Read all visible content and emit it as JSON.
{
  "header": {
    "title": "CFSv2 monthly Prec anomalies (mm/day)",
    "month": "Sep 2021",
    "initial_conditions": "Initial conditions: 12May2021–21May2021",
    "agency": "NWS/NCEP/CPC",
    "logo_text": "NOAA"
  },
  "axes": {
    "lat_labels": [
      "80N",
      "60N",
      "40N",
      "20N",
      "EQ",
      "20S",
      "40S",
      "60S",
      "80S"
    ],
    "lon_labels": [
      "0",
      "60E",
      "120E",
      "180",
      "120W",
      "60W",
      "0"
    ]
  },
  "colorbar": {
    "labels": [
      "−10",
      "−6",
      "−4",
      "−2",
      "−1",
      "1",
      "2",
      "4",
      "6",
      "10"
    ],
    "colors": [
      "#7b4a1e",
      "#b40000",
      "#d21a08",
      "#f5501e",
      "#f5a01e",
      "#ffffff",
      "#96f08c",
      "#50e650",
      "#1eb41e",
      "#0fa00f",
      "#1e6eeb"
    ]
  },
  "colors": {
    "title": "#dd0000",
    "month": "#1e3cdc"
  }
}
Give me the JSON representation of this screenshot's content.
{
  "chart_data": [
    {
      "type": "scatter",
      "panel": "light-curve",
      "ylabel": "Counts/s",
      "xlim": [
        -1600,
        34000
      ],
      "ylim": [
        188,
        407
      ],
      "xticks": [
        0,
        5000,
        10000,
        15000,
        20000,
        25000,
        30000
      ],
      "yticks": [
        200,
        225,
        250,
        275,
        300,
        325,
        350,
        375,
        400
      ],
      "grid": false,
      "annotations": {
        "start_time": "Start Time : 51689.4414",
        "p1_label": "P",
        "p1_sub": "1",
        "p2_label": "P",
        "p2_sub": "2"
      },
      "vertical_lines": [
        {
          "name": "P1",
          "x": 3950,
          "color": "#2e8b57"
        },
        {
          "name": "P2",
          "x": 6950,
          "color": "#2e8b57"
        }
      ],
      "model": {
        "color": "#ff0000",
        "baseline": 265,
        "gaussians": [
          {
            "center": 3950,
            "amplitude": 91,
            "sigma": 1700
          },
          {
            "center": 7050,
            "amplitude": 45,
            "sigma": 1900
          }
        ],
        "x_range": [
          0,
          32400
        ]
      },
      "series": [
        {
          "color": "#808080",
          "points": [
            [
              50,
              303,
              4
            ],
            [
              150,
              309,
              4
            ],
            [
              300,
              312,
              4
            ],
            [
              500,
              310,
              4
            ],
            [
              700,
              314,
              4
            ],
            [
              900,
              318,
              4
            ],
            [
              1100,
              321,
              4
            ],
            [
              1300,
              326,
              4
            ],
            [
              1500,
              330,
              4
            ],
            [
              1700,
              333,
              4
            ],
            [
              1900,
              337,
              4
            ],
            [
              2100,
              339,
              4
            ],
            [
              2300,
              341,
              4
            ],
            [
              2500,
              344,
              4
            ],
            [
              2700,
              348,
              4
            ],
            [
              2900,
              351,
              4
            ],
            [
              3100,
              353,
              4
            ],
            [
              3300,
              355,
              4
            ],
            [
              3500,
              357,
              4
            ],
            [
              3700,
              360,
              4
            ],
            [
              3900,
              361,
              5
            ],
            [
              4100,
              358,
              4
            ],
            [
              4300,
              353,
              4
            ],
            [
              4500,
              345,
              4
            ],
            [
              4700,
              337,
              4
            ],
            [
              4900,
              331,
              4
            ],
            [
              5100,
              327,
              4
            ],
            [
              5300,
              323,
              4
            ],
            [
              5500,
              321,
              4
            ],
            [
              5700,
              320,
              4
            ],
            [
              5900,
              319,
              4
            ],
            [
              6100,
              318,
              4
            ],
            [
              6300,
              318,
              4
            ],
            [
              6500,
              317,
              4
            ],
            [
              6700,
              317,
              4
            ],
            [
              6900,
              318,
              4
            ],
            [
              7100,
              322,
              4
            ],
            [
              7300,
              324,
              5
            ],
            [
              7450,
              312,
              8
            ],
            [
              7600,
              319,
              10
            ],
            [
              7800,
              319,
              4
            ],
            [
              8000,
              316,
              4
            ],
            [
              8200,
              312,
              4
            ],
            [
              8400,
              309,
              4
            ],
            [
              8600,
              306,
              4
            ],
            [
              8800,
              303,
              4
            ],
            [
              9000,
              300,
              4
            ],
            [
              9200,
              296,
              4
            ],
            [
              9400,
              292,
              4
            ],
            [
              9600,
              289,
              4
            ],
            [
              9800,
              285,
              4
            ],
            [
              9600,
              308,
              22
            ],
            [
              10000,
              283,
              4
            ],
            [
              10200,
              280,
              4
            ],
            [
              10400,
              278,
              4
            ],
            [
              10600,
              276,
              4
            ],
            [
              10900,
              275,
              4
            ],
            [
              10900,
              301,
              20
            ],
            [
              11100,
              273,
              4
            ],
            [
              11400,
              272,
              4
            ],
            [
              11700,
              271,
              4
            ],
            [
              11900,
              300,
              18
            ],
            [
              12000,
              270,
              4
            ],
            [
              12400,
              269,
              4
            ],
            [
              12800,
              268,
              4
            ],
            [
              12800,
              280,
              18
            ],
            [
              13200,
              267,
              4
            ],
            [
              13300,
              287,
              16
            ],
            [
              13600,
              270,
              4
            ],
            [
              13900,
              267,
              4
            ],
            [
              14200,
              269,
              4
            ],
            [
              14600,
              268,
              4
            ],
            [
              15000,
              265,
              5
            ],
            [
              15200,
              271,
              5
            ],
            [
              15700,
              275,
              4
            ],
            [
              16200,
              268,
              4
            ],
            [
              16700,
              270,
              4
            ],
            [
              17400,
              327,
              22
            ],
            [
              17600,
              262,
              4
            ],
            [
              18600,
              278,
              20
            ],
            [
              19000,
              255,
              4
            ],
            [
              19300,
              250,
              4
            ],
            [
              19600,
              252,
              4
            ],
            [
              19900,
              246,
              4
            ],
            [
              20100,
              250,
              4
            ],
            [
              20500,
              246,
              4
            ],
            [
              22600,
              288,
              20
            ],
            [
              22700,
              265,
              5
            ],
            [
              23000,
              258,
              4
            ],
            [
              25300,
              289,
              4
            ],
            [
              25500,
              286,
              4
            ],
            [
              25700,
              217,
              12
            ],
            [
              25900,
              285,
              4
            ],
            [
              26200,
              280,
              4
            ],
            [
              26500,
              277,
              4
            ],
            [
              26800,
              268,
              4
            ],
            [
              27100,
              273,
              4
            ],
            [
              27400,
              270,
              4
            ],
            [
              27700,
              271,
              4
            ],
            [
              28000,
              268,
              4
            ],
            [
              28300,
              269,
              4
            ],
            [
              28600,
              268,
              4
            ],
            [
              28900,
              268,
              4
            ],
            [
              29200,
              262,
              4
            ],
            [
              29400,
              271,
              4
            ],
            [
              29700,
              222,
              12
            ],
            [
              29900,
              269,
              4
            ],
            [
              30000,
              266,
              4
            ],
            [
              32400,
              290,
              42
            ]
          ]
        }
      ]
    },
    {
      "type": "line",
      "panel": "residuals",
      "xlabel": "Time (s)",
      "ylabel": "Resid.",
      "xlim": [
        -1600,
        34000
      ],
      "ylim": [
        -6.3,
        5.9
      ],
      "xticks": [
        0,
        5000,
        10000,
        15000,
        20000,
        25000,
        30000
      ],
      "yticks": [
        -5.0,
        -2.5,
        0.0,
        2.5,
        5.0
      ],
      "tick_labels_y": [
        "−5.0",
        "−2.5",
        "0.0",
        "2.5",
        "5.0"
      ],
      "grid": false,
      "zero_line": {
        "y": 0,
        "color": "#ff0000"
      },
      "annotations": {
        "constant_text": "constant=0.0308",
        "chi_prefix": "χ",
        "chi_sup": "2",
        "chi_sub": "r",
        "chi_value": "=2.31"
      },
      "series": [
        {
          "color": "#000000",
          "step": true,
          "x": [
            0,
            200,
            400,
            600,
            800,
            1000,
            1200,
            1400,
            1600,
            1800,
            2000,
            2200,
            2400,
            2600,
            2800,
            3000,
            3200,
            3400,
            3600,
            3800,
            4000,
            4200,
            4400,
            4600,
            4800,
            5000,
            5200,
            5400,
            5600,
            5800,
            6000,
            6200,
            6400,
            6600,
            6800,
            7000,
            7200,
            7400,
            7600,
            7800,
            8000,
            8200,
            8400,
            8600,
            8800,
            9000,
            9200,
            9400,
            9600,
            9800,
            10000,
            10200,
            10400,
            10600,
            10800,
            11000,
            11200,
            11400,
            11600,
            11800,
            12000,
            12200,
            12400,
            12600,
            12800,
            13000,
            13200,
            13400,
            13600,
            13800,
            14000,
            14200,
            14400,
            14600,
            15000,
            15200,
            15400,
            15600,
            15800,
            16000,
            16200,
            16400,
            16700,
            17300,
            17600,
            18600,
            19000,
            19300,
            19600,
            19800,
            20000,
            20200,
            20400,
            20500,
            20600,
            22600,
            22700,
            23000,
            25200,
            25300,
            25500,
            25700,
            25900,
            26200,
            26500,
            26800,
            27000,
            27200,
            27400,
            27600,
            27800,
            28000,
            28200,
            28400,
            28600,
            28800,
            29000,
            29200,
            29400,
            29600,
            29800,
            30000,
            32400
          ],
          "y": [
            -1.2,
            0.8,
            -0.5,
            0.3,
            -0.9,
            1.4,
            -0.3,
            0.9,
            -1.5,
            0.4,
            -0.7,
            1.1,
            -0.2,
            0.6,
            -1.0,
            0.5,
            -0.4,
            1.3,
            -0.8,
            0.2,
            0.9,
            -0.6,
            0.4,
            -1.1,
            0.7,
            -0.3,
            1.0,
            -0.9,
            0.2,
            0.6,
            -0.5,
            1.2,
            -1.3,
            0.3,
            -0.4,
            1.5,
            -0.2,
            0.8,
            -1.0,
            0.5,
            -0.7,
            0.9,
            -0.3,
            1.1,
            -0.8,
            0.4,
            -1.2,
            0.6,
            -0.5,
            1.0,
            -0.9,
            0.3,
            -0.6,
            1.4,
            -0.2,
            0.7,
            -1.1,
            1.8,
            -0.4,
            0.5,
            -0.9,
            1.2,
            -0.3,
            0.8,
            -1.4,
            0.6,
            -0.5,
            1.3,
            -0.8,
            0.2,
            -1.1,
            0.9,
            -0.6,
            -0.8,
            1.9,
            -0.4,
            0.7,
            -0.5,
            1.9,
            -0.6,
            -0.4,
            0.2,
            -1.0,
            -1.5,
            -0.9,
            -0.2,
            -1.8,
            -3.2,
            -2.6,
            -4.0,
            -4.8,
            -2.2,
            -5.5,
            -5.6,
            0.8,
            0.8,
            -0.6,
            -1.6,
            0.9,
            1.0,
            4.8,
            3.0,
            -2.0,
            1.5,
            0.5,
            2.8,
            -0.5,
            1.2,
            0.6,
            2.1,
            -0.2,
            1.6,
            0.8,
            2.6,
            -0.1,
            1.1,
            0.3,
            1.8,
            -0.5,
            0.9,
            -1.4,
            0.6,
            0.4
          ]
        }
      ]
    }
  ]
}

What the task requires
Pull out every line in the data above that has the word "content".

Result of the exercise
Read all visible content and emit it as JSON.
Give me the JSON representation of this screenshot's content.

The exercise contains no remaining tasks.